- **Written exercise**
Make an exact copy of the entries, and keep any pictures out of it.

### Data entries ###

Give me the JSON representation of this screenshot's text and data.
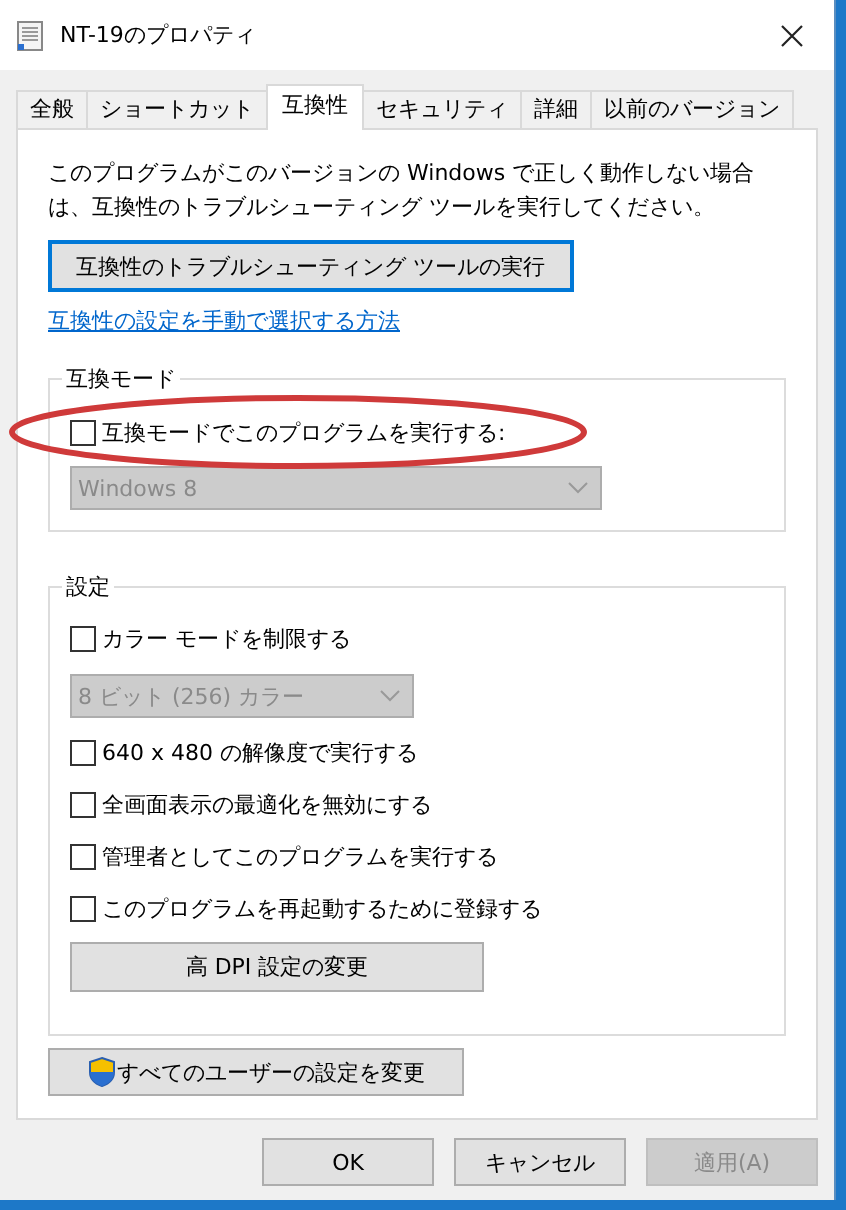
{
  "window": {
    "title": "NT-19のプロパティ"
  },
  "tabs": [
    {
      "label": "全般",
      "selected": false
    },
    {
      "label": "ショートカット",
      "selected": false
    },
    {
      "label": "互換性",
      "selected": true
    },
    {
      "label": "セキュリティ",
      "selected": false
    },
    {
      "label": "詳細",
      "selected": false
    },
    {
      "label": "以前のバージョン",
      "selected": false
    }
  ],
  "description": "このプログラムがこのバージョンの Windows で正しく動作しない場合は、互換性のトラブルシューティング ツールを実行してください。",
  "troubleshoot_button": "互換性のトラブルシューティング ツールの実行",
  "help_link": "互換性の設定を手動で選択する方法",
  "compatibility_mode": {
    "title": "互換モード",
    "annotated": true,
    "checkbox": {
      "label": "互換モードでこのプログラムを実行する:",
      "checked": false
    },
    "dropdown": {
      "value": "Windows 8",
      "disabled": true
    }
  },
  "settings": {
    "title": "設定",
    "items": [
      {
        "kind": "checkbox",
        "label": "カラー モードを制限する",
        "checked": false
      },
      {
        "kind": "dropdown",
        "value": "8 ビット (256) カラー",
        "disabled": true
      },
      {
        "kind": "checkbox",
        "label": "640 x 480 の解像度で実行する",
        "checked": false
      },
      {
        "kind": "checkbox",
        "label": "全画面表示の最適化を無効にする",
        "checked": false
      },
      {
        "kind": "checkbox",
        "label": "管理者としてこのプログラムを実行する",
        "checked": false
      },
      {
        "kind": "checkbox",
        "label": "このプログラムを再起動するために登録する",
        "checked": false
      }
    ],
    "button": "高 DPI 設定の変更"
  },
  "all_users_button": "すべてのユーザーの設定を変更",
  "buttons": [
    {
      "label": "OK",
      "disabled": false
    },
    {
      "label": "キャンセル",
      "disabled": false
    },
    {
      "label": "適用(A)",
      "disabled": true
    }
  ]
}
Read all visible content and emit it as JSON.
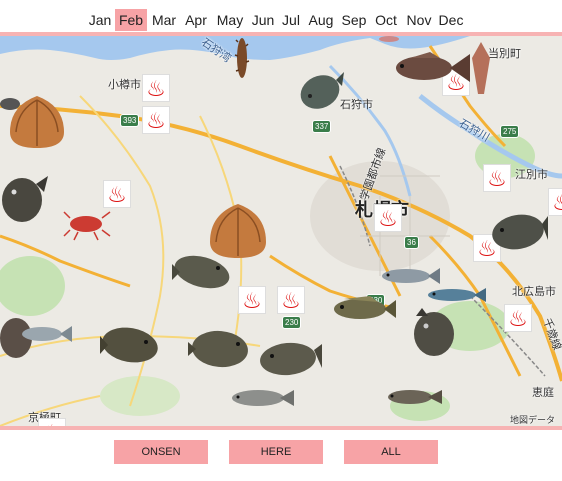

###

- **Solved problem**
Give me the JSON representation of this screenshot's text and data.
{
  "window": {
    "title": "NT-19のプロパティ"
  },
  "tabs": [
    {
      "label": "全般",
      "selected": false
    },
    {
      "label": "ショートカット",
      "selected": false
    },
    {
      "label": "互換性",
      "selected": true
    },
    {
      "label": "セキュリティ",
      "selected": false
    },
    {
      "label": "詳細",
      "selected": false
    },
    {
      "label": "以前のバージョン",
      "selected": false
    }
  ],
  "description": "このプログラムがこのバージョンの Windows で正しく動作しない場合は、互換性のトラブルシューティング ツールを実行してください。",
  "troubleshoot_button": "互換性のトラブルシューティング ツールの実行",
  "help_link": "互換性の設定を手動で選択する方法",
  "compatibility_mode": {
    "title": "互換モード",
    "annotated": true,
    "checkbox": {
      "label": "互換モードでこのプログラムを実行する:",
      "checked": false
    },
    "dropdown": {
      "value": "Windows 8",
      "disabled": true
    }
  },
  "settings": {
    "title": "設定",
    "items": [
      {
        "kind": "checkbox",
        "label": "カラー モードを制限する",
        "checked": false
      },
      {
        "kind": "dropdown",
        "value": "8 ビット (256) カラー",
        "disabled": true
      },
      {
        "kind": "checkbox",
        "label": "640 x 480 の解像度で実行する",
        "checked": false
      },
      {
        "kind": "checkbox",
        "label": "全画面表示の最適化を無効にする",
        "checked": false
      },
      {
        "kind": "checkbox",
        "label": "管理者としてこのプログラムを実行する",
        "checked": false
      },
      {
        "kind": "checkbox",
        "label": "このプログラムを再起動するために登録する",
        "checked": false
      }
    ],
    "button": "高 DPI 設定の変更"
  },
  "all_users_button": "すべてのユーザーの設定を変更",
  "buttons": [
    {
      "label": "OK",
      "disabled": false
    },
    {
      "label": "キャンセル",
      "disabled": false
    },
    {
      "label": "適用(A)",
      "disabled": true
    }
  ]
}
Read all visible content and emit it as JSON.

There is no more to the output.